■ Required task: Answer with one number only: the number of lines that include the word "Total".

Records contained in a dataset
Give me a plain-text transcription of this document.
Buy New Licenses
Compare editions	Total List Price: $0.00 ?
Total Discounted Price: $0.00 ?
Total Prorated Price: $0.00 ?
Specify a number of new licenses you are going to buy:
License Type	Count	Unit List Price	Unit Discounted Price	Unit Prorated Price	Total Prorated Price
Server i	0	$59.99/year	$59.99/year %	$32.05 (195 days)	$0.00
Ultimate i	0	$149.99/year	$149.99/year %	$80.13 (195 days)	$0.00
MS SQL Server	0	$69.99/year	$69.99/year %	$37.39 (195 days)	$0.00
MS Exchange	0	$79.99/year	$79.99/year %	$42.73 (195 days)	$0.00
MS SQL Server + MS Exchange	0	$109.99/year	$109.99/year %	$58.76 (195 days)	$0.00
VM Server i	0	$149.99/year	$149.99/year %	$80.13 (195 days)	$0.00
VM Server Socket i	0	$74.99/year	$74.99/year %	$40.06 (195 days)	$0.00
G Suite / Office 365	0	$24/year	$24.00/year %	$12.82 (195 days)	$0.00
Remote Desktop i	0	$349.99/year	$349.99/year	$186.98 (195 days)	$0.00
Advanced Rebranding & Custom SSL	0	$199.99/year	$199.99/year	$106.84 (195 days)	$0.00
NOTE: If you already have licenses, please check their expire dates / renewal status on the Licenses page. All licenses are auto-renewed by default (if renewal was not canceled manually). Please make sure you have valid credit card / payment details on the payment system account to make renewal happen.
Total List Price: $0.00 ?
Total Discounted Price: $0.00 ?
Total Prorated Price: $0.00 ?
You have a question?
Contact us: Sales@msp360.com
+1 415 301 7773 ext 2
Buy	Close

■ The result: 7